* **CHALLENGE**: Find each line with the string "проект" and report it.

---------- SUPPLIED MATERIAL

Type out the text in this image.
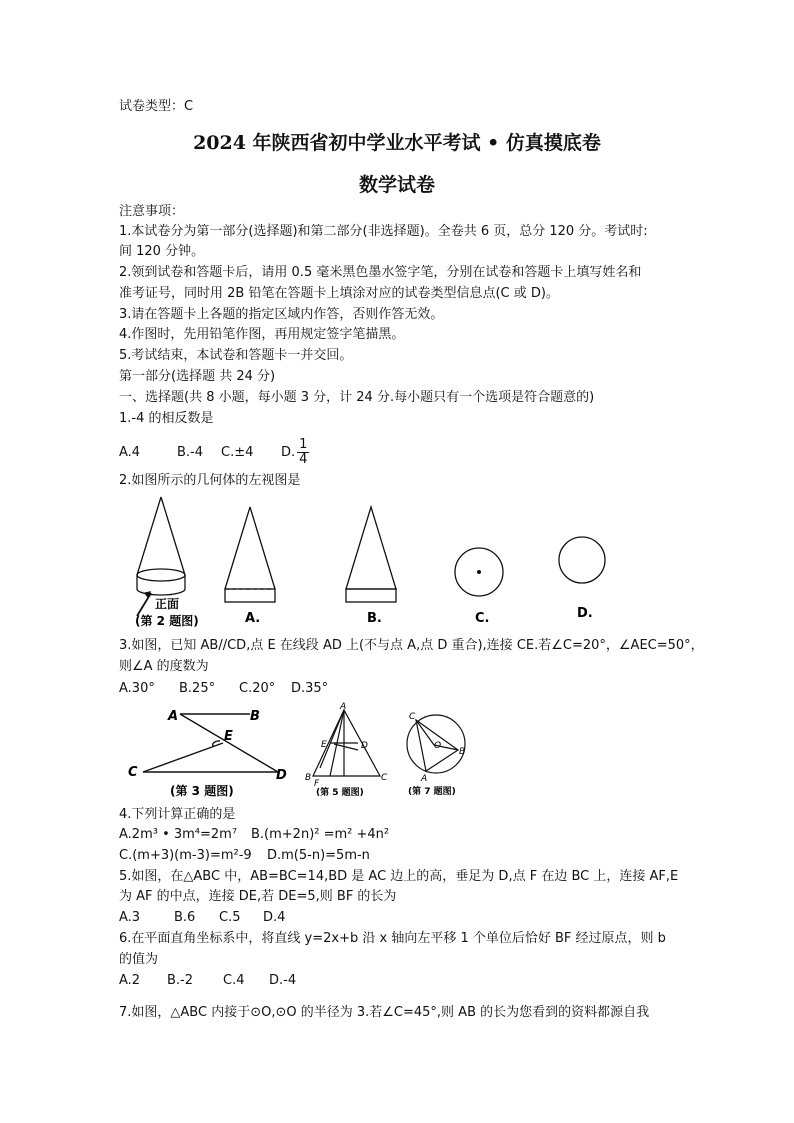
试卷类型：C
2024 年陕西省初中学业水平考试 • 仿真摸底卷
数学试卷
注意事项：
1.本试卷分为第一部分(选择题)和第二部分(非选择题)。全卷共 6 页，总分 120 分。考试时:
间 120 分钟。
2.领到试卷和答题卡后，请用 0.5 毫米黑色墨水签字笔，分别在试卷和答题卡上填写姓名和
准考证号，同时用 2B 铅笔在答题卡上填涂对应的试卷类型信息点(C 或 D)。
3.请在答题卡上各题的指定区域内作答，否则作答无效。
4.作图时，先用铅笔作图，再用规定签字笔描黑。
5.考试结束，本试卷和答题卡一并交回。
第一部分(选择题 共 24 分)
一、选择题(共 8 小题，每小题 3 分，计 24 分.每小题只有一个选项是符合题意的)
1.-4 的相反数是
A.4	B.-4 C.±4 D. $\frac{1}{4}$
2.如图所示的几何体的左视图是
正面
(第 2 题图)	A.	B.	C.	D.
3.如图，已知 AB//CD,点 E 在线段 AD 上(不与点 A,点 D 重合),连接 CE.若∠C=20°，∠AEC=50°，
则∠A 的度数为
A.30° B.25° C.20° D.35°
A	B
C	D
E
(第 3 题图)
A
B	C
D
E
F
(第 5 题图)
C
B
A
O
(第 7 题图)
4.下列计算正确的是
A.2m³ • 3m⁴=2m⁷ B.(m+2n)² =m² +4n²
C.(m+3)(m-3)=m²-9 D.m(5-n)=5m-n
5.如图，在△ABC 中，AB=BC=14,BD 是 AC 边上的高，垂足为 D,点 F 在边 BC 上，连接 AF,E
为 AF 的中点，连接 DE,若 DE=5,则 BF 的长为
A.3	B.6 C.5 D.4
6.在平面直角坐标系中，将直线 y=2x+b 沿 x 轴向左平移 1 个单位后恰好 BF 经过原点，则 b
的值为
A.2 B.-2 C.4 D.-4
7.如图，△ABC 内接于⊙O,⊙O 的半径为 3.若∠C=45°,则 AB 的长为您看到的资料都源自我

--------------------
---------- SUPPLIED MATERIAL

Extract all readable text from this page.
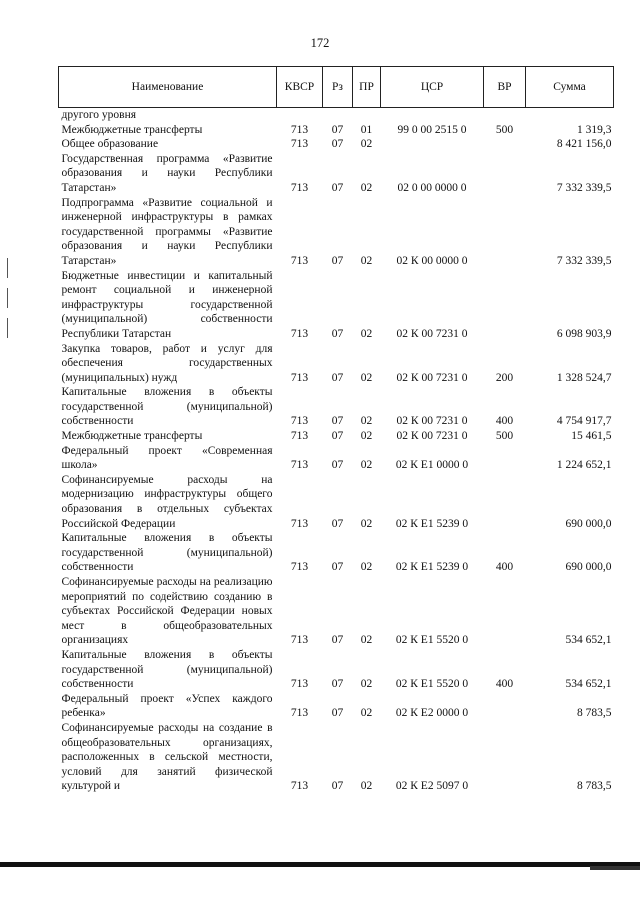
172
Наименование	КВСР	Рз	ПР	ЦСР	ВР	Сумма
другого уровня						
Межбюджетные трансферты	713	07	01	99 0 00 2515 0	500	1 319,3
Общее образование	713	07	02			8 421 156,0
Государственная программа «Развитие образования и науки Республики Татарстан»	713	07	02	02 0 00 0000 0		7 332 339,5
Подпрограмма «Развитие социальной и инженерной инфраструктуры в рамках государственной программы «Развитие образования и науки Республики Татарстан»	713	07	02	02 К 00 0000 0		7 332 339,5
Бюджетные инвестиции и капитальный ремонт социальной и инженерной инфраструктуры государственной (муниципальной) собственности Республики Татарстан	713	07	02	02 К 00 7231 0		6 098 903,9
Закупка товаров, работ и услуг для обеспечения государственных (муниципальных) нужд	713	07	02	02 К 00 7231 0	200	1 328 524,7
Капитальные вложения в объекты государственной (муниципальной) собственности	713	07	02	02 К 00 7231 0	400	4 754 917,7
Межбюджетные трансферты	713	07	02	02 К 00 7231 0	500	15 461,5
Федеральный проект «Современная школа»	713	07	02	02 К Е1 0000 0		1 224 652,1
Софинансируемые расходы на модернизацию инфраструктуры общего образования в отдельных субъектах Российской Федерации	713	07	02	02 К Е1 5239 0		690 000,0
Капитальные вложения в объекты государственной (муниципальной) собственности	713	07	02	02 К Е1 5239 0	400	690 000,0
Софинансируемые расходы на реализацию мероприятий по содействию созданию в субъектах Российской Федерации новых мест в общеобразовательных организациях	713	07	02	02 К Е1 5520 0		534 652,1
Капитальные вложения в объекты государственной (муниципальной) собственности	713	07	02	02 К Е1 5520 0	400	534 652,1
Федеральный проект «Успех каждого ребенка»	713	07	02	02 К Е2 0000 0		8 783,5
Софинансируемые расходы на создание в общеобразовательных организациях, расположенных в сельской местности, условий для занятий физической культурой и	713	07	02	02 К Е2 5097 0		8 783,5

--------------------

* **RESULT OF THE TASK**:
Федеральный проект «Современная школа»	713	07	02	02 К Е1 0000 0		1 224 652,1
Федеральный проект «Успех каждого ребенка»	713	07	02	02 К Е2 0000 0		8 783,5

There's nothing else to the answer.